▶ _Requirement_:
Recast every line of the records below as a Markdown table with the columns Row and Line. Number the rows in order and leave out blank lines.

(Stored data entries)
────────────────────────────────────────

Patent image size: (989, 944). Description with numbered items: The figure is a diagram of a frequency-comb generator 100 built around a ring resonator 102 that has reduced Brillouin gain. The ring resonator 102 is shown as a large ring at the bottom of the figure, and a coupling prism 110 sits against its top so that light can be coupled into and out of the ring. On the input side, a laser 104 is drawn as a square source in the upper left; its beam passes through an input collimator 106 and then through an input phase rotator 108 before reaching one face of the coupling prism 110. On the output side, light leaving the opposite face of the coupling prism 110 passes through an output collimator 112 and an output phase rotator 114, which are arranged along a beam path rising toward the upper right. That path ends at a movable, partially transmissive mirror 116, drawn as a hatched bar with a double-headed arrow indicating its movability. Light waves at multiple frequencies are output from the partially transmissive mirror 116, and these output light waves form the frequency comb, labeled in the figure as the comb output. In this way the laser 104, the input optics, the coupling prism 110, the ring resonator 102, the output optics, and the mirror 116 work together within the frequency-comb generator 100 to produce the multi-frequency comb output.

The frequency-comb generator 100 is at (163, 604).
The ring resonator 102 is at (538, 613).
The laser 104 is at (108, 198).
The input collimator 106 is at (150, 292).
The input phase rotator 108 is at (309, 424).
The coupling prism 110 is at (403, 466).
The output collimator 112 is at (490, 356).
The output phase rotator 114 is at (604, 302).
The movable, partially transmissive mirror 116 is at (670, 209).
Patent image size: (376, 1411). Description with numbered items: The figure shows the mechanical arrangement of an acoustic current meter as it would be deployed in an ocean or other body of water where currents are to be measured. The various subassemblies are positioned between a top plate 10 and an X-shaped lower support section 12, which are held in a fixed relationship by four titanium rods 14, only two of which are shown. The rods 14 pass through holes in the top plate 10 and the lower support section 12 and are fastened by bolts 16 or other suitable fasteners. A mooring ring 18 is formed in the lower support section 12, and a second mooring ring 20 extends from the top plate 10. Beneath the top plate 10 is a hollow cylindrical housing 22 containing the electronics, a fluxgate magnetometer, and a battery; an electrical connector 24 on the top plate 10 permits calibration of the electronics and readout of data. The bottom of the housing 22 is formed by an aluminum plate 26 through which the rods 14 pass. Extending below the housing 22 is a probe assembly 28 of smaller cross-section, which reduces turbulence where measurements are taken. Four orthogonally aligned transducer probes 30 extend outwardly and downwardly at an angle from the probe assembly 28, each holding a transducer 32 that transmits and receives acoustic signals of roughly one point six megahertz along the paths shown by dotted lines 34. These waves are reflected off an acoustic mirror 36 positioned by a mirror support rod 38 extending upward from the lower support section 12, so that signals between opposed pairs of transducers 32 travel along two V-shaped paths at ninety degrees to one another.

────────────────────────────────────────

▶ _Full answer_:
| Row | Line |
|---|---|
| 1 | Patent image size: (989, 944). Description with numbered items: The figure is a diagram of a frequency-comb generator 100 built around a ring resonator 102 that has reduced Brillouin gain. The ring resonator 102 is shown as a large ring at the bottom of the figure, and a coupling prism 110 sits against its top so that light can be coupled into and out of the ring. On the input side, a laser 104 is drawn as a square source in the upper left; its beam passes through an input collimator 106 and then through an input phase rotator 108 before reaching one face of the coupling prism 110. On the output side, light leaving the opposite face of the coupling prism 110 passes through an output collimator 112 and an output phase rotator 114, which are arranged along a beam path rising toward the upper right. That path ends at a movable, partially transmissive mirror 116, drawn as a hatched bar with a double-headed arrow indicating its movability. Light waves at multiple frequencies are output from the partially transmissive mirror 116, and these output light waves form the frequency comb, labeled in the figure as the comb output. In this way the laser 104, the input optics, the coupling prism 110, the ring resonator 102, the output optics, and the mirror 116 work together within the frequency-comb generator 100 to produce the multi-frequency comb output. |
| 2 | The frequency-comb generator 100 is at (163, 604). |
| 3 | The ring resonator 102 is at (538, 613). |
| 4 | The laser 104 is at (108, 198). |
| 5 | The input collimator 106 is at (150, 292). |
| 6 | The input phase rotator 108 is at (309, 424). |
| 7 | The coupling prism 110 is at (403, 466). |
| 8 | The output collimator 112 is at (490, 356). |
| 9 | The output phase rotator 114 is at (604, 302). |
| 10 | The movable, partially transmissive mirror 116 is at (670, 209). |
| 11 | Patent image size: (376, 1411). Description with numbered items: The figure shows the mechanical arrangement of an acoustic current meter as it would be deployed in an ocean or other body of water where currents are to be measured. The various subassemblies are positioned between a top plate 10 and an X-shaped lower support section 12, which are held in a fixed relationship by four titanium rods 14, only two of which are shown. The rods 14 pass through holes in the top plate 10 and the lower support section 12 and are fastened by bolts 16 or other suitable fasteners. A mooring ring 18 is formed in the lower support section 12, and a second mooring ring 20 extends from the top plate 10. Beneath the top plate 10 is a hollow cylindrical housing 22 containing the electronics, a fluxgate magnetometer, and a battery; an electrical connector 24 on the top plate 10 permits calibration of the electronics and readout of data. The bottom of the housing 22 is formed by an aluminum plate 26 through which the rods 14 pass. Extending below the housing 22 is a probe assembly 28 of smaller cross-section, which reduces turbulence where measurements are taken. Four orthogonally aligned transducer probes 30 extend outwardly and downwardly at an angle from the probe assembly 28, each holding a transducer 32 that transmits and receives acoustic signals of roughly one point six megahertz along the paths shown by dotted lines 34. These waves are reflected off an acoustic mirror 36 positioned by a mirror support rod 38 extending upward from the lower support section 12, so that signals between opposed pairs of transducers 32 travel along two V-shaped paths at ninety degrees to one another. |